▶ **Data for this task**:
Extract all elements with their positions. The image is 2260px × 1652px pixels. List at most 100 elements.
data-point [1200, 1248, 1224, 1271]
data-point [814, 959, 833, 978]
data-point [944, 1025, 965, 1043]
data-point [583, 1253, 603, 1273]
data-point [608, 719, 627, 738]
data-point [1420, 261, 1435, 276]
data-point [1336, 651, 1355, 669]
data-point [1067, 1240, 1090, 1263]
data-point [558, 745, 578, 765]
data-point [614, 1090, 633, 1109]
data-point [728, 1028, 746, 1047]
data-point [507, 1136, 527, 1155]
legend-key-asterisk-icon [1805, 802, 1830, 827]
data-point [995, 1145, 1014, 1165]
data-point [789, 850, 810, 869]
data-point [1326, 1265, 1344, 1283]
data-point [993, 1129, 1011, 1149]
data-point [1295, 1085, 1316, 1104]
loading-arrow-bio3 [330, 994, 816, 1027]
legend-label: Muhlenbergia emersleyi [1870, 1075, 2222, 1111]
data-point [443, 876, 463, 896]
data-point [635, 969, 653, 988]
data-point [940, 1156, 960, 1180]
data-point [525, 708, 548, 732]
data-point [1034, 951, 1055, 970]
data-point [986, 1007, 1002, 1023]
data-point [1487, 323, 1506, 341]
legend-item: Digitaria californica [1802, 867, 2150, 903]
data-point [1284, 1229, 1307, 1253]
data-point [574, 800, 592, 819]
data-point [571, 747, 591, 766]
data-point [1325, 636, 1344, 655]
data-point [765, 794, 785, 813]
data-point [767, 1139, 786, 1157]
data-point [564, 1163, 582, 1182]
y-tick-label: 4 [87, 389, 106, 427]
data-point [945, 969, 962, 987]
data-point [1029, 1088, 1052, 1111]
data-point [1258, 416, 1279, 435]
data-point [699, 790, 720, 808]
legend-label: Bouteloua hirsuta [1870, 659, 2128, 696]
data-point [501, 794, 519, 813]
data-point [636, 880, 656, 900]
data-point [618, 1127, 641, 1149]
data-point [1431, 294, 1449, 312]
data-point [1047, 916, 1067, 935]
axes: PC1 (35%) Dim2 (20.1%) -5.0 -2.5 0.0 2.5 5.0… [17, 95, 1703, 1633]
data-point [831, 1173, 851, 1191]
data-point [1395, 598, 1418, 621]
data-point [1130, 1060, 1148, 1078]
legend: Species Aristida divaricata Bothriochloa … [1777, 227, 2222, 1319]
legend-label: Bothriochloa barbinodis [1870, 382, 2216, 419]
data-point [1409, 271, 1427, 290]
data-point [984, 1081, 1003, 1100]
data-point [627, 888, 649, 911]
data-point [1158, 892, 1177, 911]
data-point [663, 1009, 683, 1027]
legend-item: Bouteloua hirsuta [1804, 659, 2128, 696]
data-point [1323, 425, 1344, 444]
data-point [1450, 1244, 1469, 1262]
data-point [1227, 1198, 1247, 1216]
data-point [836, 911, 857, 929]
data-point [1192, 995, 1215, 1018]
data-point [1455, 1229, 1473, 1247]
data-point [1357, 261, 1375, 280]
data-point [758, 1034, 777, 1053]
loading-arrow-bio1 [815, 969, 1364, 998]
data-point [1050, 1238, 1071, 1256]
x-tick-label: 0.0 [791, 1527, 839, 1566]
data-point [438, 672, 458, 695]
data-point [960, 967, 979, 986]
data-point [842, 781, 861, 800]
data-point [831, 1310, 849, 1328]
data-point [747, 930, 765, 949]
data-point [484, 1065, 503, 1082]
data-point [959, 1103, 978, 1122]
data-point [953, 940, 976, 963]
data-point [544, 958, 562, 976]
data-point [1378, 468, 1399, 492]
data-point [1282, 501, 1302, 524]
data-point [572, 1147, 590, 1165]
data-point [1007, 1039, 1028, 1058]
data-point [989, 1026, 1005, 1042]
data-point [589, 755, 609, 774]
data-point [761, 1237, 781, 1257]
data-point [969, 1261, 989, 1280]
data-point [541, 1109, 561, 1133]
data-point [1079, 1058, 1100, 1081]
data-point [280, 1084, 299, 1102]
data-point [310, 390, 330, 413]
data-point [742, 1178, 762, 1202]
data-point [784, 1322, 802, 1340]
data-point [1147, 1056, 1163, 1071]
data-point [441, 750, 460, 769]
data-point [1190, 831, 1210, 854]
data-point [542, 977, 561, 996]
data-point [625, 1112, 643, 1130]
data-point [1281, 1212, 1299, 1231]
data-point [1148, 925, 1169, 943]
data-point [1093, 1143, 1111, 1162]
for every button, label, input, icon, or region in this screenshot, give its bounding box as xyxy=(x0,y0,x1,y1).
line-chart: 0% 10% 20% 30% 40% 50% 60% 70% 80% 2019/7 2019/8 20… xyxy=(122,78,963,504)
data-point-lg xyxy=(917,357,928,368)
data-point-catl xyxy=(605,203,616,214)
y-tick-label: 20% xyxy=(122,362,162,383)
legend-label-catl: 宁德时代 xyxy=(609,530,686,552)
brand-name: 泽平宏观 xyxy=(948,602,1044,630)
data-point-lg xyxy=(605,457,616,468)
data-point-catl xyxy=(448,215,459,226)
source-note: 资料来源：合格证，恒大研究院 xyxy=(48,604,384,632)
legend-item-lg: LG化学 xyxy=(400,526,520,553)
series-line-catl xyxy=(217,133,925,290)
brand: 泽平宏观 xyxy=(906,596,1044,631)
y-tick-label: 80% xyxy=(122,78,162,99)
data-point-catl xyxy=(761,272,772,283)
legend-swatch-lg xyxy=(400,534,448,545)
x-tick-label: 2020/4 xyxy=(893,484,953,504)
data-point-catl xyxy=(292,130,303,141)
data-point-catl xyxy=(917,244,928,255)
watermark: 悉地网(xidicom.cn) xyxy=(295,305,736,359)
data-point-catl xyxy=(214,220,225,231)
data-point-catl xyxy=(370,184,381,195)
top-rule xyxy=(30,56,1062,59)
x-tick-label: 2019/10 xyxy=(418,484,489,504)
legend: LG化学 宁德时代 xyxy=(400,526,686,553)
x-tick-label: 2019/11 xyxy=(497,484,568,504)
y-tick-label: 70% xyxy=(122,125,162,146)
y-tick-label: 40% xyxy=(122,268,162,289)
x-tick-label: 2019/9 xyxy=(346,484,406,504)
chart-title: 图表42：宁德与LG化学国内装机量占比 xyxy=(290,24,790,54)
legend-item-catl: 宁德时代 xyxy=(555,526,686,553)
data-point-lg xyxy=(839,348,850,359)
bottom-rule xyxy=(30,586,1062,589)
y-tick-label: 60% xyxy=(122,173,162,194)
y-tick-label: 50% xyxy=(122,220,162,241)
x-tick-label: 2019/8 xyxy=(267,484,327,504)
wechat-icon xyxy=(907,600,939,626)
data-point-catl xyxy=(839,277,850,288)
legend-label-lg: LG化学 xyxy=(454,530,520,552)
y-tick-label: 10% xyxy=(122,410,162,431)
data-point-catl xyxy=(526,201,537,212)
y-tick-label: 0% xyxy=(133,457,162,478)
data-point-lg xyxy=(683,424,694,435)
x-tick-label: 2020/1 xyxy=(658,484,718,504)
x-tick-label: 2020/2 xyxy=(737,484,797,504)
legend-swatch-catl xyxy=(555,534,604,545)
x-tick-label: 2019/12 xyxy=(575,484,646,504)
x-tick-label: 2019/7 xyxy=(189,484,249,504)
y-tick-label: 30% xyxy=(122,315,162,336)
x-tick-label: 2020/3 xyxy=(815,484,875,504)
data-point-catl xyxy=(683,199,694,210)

▶ **Set exercise**:
Copy out every line of the records above, character for character, with nothing changed, added, or left out.

▶ **Written solution**:
Extract all elements with their positions. The image is 2260px × 1652px pixels. List at most 100 elements.
data-point [1200, 1248, 1224, 1271]
data-point [814, 959, 833, 978]
data-point [944, 1025, 965, 1043]
data-point [583, 1253, 603, 1273]
data-point [608, 719, 627, 738]
data-point [1420, 261, 1435, 276]
data-point [1336, 651, 1355, 669]
data-point [1067, 1240, 1090, 1263]
data-point [558, 745, 578, 765]
data-point [614, 1090, 633, 1109]
data-point [728, 1028, 746, 1047]
data-point [507, 1136, 527, 1155]
legend-key-asterisk-icon [1805, 802, 1830, 827]
data-point [995, 1145, 1014, 1165]
data-point [789, 850, 810, 869]
data-point [1326, 1265, 1344, 1283]
data-point [993, 1129, 1011, 1149]
data-point [1295, 1085, 1316, 1104]
loading-arrow-bio3 [330, 994, 816, 1027]
legend-label: Muhlenbergia emersleyi [1870, 1075, 2222, 1111]
data-point [443, 876, 463, 896]
data-point [635, 969, 653, 988]
data-point [940, 1156, 960, 1180]
data-point [525, 708, 548, 732]
data-point [1034, 951, 1055, 970]
data-point [986, 1007, 1002, 1023]
data-point [1487, 323, 1506, 341]
legend-item: Digitaria californica [1802, 867, 2150, 903]
data-point [1284, 1229, 1307, 1253]
data-point [574, 800, 592, 819]
data-point [571, 747, 591, 766]
data-point [1325, 636, 1344, 655]
data-point [765, 794, 785, 813]
data-point [767, 1139, 786, 1157]
data-point [564, 1163, 582, 1182]
y-tick-label: 4 [87, 389, 106, 427]
data-point [945, 969, 962, 987]
data-point [1029, 1088, 1052, 1111]
data-point [1258, 416, 1279, 435]
data-point [699, 790, 720, 808]
legend-label: Bouteloua hirsuta [1870, 659, 2128, 696]
data-point [501, 794, 519, 813]
data-point [636, 880, 656, 900]
data-point [618, 1127, 641, 1149]
data-point [1431, 294, 1449, 312]
data-point [1047, 916, 1067, 935]
axes: PC1 (35%) Dim2 (20.1%) -5.0 -2.5 0.0 2.5 5.0… [17, 95, 1703, 1633]
data-point [831, 1173, 851, 1191]
data-point [1395, 598, 1418, 621]
data-point [1130, 1060, 1148, 1078]
legend: Species Aristida divaricata Bothriochloa … [1777, 227, 2222, 1319]
legend-label: Bothriochloa barbinodis [1870, 382, 2216, 419]
data-point [1409, 271, 1427, 290]
data-point [984, 1081, 1003, 1100]
data-point [627, 888, 649, 911]
data-point [1158, 892, 1177, 911]
data-point [663, 1009, 683, 1027]
legend-item: Bouteloua hirsuta [1804, 659, 2128, 696]
data-point [1323, 425, 1344, 444]
data-point [1450, 1244, 1469, 1262]
data-point [1227, 1198, 1247, 1216]
data-point [836, 911, 857, 929]
data-point [1192, 995, 1215, 1018]
data-point [1455, 1229, 1473, 1247]
data-point [1357, 261, 1375, 280]
data-point [758, 1034, 777, 1053]
loading-arrow-bio1 [815, 969, 1364, 998]
data-point [1050, 1238, 1071, 1256]
x-tick-label: 0.0 [791, 1527, 839, 1566]
data-point [438, 672, 458, 695]
data-point [960, 967, 979, 986]
data-point [842, 781, 861, 800]
data-point [831, 1310, 849, 1328]
data-point [747, 930, 765, 949]
data-point [484, 1065, 503, 1082]
data-point [959, 1103, 978, 1122]
data-point [953, 940, 976, 963]
data-point [544, 958, 562, 976]
data-point [1378, 468, 1399, 492]
data-point [1282, 501, 1302, 524]
data-point [572, 1147, 590, 1165]
data-point [1007, 1039, 1028, 1058]
data-point [989, 1026, 1005, 1042]
data-point [589, 755, 609, 774]
data-point [761, 1237, 781, 1257]
data-point [969, 1261, 989, 1280]
data-point [541, 1109, 561, 1133]
data-point [1079, 1058, 1100, 1081]
data-point [280, 1084, 299, 1102]
data-point [310, 390, 330, 413]
data-point [742, 1178, 762, 1202]
data-point [784, 1322, 802, 1340]
data-point [1147, 1056, 1163, 1071]
data-point [441, 750, 460, 769]
data-point [1190, 831, 1210, 854]
data-point [542, 977, 561, 996]
data-point [625, 1112, 643, 1130]
data-point [1281, 1212, 1299, 1231]
data-point [1148, 925, 1169, 943]
data-point [1093, 1143, 1111, 1162]
for every button, label, input, icon, or region in this screenshot, give its bounding box as xyxy=(x0,y0,x1,y1).
line-chart: 0% 10% 20% 30% 40% 50% 60% 70% 80% 2019/7 2019/8 20… xyxy=(122,78,963,504)
data-point-lg xyxy=(917,357,928,368)
data-point-catl xyxy=(605,203,616,214)
y-tick-label: 20% xyxy=(122,362,162,383)
legend-label-catl: 宁德时代 xyxy=(609,530,686,552)
brand-name: 泽平宏观 xyxy=(948,602,1044,630)
data-point-lg xyxy=(605,457,616,468)
data-point-catl xyxy=(448,215,459,226)
source-note: 资料来源：合格证，恒大研究院 xyxy=(48,604,384,632)
legend-item-lg: LG化学 xyxy=(400,526,520,553)
series-line-catl xyxy=(217,133,925,290)
brand: 泽平宏观 xyxy=(906,596,1044,631)
y-tick-label: 80% xyxy=(122,78,162,99)
data-point-catl xyxy=(761,272,772,283)
legend-swatch-lg xyxy=(400,534,448,545)
x-tick-label: 2020/4 xyxy=(893,484,953,504)
data-point-catl xyxy=(292,130,303,141)
data-point-catl xyxy=(917,244,928,255)
watermark: 悉地网(xidicom.cn) xyxy=(295,305,736,359)
data-point-catl xyxy=(214,220,225,231)
data-point-catl xyxy=(370,184,381,195)
top-rule xyxy=(30,56,1062,59)
x-tick-label: 2019/10 xyxy=(418,484,489,504)
legend: LG化学 宁德时代 xyxy=(400,526,686,553)
x-tick-label: 2019/11 xyxy=(497,484,568,504)
y-tick-label: 70% xyxy=(122,125,162,146)
y-tick-label: 40% xyxy=(122,268,162,289)
x-tick-label: 2019/9 xyxy=(346,484,406,504)
chart-title: 图表42：宁德与LG化学国内装机量占比 xyxy=(290,24,790,54)
legend-item-catl: 宁德时代 xyxy=(555,526,686,553)
data-point-lg xyxy=(839,348,850,359)
bottom-rule xyxy=(30,586,1062,589)
y-tick-label: 60% xyxy=(122,173,162,194)
y-tick-label: 50% xyxy=(122,220,162,241)
x-tick-label: 2019/8 xyxy=(267,484,327,504)
wechat-icon xyxy=(907,600,939,626)
data-point-catl xyxy=(839,277,850,288)
legend-label-lg: LG化学 xyxy=(454,530,520,552)
y-tick-label: 10% xyxy=(122,410,162,431)
data-point-catl xyxy=(526,201,537,212)
y-tick-label: 0% xyxy=(133,457,162,478)
data-point-lg xyxy=(683,424,694,435)
x-tick-label: 2020/1 xyxy=(658,484,718,504)
x-tick-label: 2020/2 xyxy=(737,484,797,504)
legend-swatch-catl xyxy=(555,534,604,545)
x-tick-label: 2019/12 xyxy=(575,484,646,504)
x-tick-label: 2019/7 xyxy=(189,484,249,504)
y-tick-label: 30% xyxy=(122,315,162,336)
x-tick-label: 2020/3 xyxy=(815,484,875,504)
data-point-catl xyxy=(683,199,694,210)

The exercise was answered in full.